= Work to do =
Print out each entry below exactly, please.

= Listing =
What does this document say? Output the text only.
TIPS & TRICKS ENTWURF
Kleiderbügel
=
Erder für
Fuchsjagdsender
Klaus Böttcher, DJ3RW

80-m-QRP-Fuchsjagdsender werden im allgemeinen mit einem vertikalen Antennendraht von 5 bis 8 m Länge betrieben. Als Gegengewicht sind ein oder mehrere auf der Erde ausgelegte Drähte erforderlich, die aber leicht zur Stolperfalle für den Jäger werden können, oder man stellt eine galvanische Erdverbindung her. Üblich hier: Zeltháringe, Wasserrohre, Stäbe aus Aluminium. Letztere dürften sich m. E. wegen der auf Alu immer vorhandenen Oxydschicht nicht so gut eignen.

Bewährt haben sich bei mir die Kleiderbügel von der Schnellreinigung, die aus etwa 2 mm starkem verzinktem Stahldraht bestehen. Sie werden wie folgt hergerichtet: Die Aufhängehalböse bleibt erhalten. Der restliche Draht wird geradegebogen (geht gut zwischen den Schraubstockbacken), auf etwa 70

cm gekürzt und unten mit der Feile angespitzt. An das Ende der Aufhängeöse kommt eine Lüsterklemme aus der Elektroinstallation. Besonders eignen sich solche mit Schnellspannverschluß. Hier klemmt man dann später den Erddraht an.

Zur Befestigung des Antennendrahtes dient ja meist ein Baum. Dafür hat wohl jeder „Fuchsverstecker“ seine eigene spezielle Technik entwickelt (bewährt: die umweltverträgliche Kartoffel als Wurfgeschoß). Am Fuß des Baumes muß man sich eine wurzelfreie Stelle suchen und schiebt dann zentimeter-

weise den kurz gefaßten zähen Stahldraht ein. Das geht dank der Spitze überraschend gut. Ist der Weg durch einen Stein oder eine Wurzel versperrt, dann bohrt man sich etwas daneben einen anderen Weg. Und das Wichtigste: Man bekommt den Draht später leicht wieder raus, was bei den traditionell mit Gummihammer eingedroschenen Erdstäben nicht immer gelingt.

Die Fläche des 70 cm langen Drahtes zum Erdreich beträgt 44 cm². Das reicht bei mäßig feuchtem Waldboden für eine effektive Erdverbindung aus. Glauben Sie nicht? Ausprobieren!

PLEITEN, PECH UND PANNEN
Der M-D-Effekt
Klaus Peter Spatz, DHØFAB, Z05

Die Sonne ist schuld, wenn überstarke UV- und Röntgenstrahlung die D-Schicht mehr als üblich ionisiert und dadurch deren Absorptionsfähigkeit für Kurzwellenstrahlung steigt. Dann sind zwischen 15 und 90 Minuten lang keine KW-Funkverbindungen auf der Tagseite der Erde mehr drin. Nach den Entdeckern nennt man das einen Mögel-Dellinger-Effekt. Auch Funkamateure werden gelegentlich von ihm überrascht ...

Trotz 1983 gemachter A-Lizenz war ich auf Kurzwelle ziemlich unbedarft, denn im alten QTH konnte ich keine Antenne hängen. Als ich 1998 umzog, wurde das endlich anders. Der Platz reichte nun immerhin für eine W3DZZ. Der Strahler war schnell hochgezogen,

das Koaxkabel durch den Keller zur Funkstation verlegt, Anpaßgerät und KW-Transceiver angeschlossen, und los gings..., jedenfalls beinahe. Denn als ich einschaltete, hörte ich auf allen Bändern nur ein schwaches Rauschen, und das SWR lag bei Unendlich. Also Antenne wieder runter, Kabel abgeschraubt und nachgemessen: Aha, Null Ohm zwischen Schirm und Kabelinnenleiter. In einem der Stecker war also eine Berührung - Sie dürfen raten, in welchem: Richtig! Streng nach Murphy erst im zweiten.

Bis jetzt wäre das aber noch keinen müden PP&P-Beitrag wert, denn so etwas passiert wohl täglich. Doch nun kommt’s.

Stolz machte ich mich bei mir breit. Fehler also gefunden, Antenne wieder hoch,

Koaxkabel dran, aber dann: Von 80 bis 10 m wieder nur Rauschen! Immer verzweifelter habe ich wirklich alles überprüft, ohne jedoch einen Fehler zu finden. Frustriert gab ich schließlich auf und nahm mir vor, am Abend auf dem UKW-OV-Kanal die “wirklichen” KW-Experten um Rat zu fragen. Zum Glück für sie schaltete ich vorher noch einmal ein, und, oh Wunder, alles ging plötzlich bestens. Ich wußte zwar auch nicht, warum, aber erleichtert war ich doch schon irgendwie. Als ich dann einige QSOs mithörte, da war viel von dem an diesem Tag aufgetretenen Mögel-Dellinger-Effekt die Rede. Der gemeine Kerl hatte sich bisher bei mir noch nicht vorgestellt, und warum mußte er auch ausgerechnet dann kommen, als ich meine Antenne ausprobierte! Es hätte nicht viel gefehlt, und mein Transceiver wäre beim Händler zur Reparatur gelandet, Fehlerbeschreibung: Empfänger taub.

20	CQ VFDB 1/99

= Correct response =
What does this document say? Output the text only.
TIPS & TRICKS ENTWURF
Kleiderbügel
=
Erder für
Fuchsjagdsender
Klaus Böttcher, DJ3RW

80-m-QRP-Fuchsjagdsender werden im allgemeinen mit einem vertikalen Antennendraht von 5 bis 8 m Länge betrieben. Als Gegengewicht sind ein oder mehrere auf der Erde ausgelegte Drähte erforderlich, die aber leicht zur Stolperfalle für den Jäger werden können, oder man stellt eine galvanische Erdverbindung her. Üblich hier: Zeltháringe, Wasserrohre, Stäbe aus Aluminium. Letztere dürften sich m. E. wegen der auf Alu immer vorhandenen Oxydschicht nicht so gut eignen.

Bewährt haben sich bei mir die Kleiderbügel von der Schnellreinigung, die aus etwa 2 mm starkem verzinktem Stahldraht bestehen. Sie werden wie folgt hergerichtet: Die Aufhängehalböse bleibt erhalten. Der restliche Draht wird geradegebogen (geht gut zwischen den Schraubstockbacken), auf etwa 70

cm gekürzt und unten mit der Feile angespitzt. An das Ende der Aufhängeöse kommt eine Lüsterklemme aus der Elektroinstallation. Besonders eignen sich solche mit Schnellspannverschluß. Hier klemmt man dann später den Erddraht an.

Zur Befestigung des Antennendrahtes dient ja meist ein Baum. Dafür hat wohl jeder „Fuchsverstecker“ seine eigene spezielle Technik entwickelt (bewährt: die umweltverträgliche Kartoffel als Wurfgeschoß). Am Fuß des Baumes muß man sich eine wurzelfreie Stelle suchen und schiebt dann zentimeter-

weise den kurz gefaßten zähen Stahldraht ein. Das geht dank der Spitze überraschend gut. Ist der Weg durch einen Stein oder eine Wurzel versperrt, dann bohrt man sich etwas daneben einen anderen Weg. Und das Wichtigste: Man bekommt den Draht später leicht wieder raus, was bei den traditionell mit Gummihammer eingedroschenen Erdstäben nicht immer gelingt.

Die Fläche des 70 cm langen Drahtes zum Erdreich beträgt 44 cm². Das reicht bei mäßig feuchtem Waldboden für eine effektive Erdverbindung aus. Glauben Sie nicht? Ausprobieren!

PLEITEN, PECH UND PANNEN
Der M-D-Effekt
Klaus Peter Spatz, DHØFAB, Z05

Die Sonne ist schuld, wenn überstarke UV- und Röntgenstrahlung die D-Schicht mehr als üblich ionisiert und dadurch deren Absorptionsfähigkeit für Kurzwellenstrahlung steigt. Dann sind zwischen 15 und 90 Minuten lang keine KW-Funkverbindungen auf der Tagseite der Erde mehr drin. Nach den Entdeckern nennt man das einen Mögel-Dellinger-Effekt. Auch Funkamateure werden gelegentlich von ihm überrascht ...

Trotz 1983 gemachter A-Lizenz war ich auf Kurzwelle ziemlich unbedarft, denn im alten QTH konnte ich keine Antenne hängen. Als ich 1998 umzog, wurde das endlich anders. Der Platz reichte nun immerhin für eine W3DZZ. Der Strahler war schnell hochgezogen,

das Koaxkabel durch den Keller zur Funkstation verlegt, Anpaßgerät und KW-Transceiver angeschlossen, und los gings..., jedenfalls beinahe. Denn als ich einschaltete, hörte ich auf allen Bändern nur ein schwaches Rauschen, und das SWR lag bei Unendlich. Also Antenne wieder runter, Kabel abgeschraubt und nachgemessen: Aha, Null Ohm zwischen Schirm und Kabelinnenleiter. In einem der Stecker war also eine Berührung - Sie dürfen raten, in welchem: Richtig! Streng nach Murphy erst im zweiten.

Bis jetzt wäre das aber noch keinen müden PP&P-Beitrag wert, denn so etwas passiert wohl täglich. Doch nun kommt’s.

Stolz machte ich mich bei mir breit. Fehler also gefunden, Antenne wieder hoch,

Koaxkabel dran, aber dann: Von 80 bis 10 m wieder nur Rauschen! Immer verzweifelter habe ich wirklich alles überprüft, ohne jedoch einen Fehler zu finden. Frustriert gab ich schließlich auf und nahm mir vor, am Abend auf dem UKW-OV-Kanal die “wirklichen” KW-Experten um Rat zu fragen. Zum Glück für sie schaltete ich vorher noch einmal ein, und, oh Wunder, alles ging plötzlich bestens. Ich wußte zwar auch nicht, warum, aber erleichtert war ich doch schon irgendwie. Als ich dann einige QSOs mithörte, da war viel von dem an diesem Tag aufgetretenen Mögel-Dellinger-Effekt die Rede. Der gemeine Kerl hatte sich bisher bei mir noch nicht vorgestellt, und warum mußte er auch ausgerechnet dann kommen, als ich meine Antenne ausprobierte! Es hätte nicht viel gefehlt, und mein Transceiver wäre beim Händler zur Reparatur gelandet, Fehlerbeschreibung: Empfänger taub.

20	CQ VFDB 1/99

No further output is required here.